TASK INSTRUCTIONS => Copy out all lines carrying the word "Shaliu".

RECORDS =>
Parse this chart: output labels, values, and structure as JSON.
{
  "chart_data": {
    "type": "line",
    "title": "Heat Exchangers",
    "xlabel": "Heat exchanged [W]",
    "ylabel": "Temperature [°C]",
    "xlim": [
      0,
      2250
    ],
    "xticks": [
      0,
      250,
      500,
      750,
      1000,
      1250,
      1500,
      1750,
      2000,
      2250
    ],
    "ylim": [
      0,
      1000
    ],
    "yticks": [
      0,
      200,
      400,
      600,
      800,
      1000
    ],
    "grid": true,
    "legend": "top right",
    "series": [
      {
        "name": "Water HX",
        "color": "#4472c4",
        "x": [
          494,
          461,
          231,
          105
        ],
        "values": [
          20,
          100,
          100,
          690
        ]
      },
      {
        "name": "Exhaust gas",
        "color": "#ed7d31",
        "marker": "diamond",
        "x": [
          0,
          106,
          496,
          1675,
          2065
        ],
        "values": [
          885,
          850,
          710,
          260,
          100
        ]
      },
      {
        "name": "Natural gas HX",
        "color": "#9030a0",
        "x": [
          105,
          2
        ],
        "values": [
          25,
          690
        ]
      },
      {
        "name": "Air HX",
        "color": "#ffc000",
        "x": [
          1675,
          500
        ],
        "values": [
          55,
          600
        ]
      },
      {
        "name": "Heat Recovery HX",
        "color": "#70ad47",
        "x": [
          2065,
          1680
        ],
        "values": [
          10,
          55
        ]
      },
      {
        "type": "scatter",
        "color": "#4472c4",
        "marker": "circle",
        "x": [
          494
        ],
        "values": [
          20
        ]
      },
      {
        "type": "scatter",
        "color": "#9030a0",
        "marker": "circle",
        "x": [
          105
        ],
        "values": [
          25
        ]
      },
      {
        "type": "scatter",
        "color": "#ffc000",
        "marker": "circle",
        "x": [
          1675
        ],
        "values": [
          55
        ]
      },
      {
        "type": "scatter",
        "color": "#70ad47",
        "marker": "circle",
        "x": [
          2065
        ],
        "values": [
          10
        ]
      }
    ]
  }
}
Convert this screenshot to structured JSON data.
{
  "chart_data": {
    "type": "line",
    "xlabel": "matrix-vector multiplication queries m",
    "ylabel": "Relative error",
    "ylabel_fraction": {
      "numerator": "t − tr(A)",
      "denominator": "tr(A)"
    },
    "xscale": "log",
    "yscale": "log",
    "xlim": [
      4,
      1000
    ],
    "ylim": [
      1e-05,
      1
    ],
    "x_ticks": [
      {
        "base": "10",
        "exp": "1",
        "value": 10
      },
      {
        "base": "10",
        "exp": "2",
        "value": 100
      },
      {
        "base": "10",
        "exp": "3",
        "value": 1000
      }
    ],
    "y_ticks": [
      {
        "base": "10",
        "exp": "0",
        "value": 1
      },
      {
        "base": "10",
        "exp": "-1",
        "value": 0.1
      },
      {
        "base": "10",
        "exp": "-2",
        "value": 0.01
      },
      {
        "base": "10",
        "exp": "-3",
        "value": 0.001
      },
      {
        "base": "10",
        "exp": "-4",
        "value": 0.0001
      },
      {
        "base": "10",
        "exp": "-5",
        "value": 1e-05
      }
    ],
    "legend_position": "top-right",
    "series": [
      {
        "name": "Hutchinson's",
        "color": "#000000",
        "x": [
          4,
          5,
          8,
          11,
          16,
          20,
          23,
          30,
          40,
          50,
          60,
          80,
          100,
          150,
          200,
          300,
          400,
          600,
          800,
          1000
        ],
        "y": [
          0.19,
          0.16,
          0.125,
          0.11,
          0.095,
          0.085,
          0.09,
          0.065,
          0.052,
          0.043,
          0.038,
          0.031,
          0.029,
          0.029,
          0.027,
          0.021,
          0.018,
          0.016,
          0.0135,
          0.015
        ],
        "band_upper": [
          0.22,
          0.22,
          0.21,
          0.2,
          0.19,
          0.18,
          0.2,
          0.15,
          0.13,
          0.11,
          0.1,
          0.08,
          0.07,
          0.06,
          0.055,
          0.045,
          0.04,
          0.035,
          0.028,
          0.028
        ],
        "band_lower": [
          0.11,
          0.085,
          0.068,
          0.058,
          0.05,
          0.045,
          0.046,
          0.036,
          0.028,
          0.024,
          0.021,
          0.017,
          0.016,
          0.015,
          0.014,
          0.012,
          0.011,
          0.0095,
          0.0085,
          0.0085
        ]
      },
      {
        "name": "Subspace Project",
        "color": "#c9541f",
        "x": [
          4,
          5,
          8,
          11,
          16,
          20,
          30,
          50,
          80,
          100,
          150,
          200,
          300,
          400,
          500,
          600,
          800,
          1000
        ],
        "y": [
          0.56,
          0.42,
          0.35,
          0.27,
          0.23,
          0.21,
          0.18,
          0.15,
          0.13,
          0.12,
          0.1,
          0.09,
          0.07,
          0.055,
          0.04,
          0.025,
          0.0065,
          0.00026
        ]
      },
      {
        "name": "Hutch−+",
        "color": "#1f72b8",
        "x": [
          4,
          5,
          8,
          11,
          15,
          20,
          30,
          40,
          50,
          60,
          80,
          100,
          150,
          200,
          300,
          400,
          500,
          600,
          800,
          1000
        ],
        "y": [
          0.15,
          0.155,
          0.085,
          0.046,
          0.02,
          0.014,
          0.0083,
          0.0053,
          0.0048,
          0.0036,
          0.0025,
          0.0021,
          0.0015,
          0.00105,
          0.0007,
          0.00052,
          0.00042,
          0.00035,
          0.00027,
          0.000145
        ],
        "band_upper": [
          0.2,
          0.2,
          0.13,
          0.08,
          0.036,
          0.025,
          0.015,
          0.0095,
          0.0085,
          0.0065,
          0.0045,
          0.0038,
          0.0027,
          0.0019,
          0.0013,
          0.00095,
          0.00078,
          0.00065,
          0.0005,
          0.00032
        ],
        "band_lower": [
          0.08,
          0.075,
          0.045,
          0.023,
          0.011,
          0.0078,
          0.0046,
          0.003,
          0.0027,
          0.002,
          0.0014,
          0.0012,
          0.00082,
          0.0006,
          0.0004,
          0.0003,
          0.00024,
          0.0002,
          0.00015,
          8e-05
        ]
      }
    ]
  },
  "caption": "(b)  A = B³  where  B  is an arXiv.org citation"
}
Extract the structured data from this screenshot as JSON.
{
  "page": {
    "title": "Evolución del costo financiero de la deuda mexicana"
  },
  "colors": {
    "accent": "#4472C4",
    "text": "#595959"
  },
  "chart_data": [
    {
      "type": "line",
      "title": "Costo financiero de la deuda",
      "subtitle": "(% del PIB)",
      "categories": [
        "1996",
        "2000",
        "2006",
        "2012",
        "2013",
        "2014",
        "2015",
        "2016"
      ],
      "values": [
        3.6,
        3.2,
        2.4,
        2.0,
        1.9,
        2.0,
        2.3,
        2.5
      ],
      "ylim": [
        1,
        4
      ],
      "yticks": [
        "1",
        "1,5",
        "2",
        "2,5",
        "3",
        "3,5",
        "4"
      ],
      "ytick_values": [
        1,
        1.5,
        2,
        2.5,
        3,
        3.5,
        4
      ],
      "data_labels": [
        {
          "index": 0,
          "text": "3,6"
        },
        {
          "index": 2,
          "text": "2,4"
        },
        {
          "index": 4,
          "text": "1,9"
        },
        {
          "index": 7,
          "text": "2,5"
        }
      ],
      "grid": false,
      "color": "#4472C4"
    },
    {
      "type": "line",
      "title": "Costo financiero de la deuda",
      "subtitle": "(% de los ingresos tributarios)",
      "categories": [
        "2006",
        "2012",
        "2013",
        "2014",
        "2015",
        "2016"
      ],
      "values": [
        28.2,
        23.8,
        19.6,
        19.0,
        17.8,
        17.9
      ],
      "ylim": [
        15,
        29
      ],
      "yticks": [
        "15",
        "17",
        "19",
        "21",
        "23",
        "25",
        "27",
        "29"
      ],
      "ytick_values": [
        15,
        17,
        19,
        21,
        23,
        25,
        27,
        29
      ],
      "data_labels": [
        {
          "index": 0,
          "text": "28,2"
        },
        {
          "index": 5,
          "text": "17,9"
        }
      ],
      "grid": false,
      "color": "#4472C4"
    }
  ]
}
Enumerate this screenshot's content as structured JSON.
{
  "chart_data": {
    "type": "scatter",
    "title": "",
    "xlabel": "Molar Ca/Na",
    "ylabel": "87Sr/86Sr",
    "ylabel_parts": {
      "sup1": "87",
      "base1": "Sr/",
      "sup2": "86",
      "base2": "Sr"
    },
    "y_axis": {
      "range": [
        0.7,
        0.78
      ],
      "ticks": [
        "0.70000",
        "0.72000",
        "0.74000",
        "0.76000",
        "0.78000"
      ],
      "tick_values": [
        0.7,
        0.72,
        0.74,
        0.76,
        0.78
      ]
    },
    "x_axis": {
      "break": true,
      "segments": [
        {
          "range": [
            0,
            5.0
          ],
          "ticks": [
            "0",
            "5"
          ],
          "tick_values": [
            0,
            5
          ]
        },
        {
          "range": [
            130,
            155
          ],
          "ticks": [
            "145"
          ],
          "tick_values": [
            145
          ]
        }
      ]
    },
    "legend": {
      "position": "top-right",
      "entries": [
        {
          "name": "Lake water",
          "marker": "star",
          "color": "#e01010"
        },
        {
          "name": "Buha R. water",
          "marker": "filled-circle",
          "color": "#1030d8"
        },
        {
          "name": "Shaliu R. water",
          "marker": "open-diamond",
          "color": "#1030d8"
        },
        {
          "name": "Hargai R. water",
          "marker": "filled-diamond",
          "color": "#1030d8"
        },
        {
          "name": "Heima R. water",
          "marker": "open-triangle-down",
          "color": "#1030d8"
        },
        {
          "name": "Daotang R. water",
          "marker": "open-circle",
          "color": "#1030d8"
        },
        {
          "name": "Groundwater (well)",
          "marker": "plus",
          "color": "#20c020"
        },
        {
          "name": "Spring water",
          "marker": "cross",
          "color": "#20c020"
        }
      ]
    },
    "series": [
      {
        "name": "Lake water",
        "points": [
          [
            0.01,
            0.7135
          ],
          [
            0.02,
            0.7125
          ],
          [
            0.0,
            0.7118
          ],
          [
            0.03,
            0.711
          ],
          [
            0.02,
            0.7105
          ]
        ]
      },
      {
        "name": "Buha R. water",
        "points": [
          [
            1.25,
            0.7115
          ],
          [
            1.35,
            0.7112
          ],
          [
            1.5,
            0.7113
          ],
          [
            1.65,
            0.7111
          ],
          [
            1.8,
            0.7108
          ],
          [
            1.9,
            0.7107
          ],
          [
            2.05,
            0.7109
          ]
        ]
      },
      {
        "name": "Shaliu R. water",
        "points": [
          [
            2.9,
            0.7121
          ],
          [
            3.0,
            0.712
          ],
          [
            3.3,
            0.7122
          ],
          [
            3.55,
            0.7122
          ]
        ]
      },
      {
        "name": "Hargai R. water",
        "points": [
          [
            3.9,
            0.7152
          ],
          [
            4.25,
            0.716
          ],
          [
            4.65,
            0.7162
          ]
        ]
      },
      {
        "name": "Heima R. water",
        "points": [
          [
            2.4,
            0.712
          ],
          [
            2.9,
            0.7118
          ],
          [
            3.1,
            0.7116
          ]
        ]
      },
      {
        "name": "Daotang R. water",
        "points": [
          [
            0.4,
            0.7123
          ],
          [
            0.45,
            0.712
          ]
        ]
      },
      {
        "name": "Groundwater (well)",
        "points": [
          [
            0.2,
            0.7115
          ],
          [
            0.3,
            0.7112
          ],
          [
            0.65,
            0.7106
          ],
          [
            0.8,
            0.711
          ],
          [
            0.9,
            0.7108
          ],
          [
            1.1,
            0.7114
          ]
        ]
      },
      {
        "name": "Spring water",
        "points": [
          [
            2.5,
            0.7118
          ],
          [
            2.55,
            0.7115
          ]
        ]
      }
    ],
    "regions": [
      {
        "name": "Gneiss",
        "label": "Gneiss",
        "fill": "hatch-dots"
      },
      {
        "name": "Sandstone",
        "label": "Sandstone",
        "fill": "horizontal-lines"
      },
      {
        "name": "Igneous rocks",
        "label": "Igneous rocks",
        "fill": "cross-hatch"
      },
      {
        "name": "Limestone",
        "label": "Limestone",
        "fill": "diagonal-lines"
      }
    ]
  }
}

SOLUTION FOR THIS PROBLEM =>
          "name": "Shaliu R. water",
        "name": "Shaliu R. water",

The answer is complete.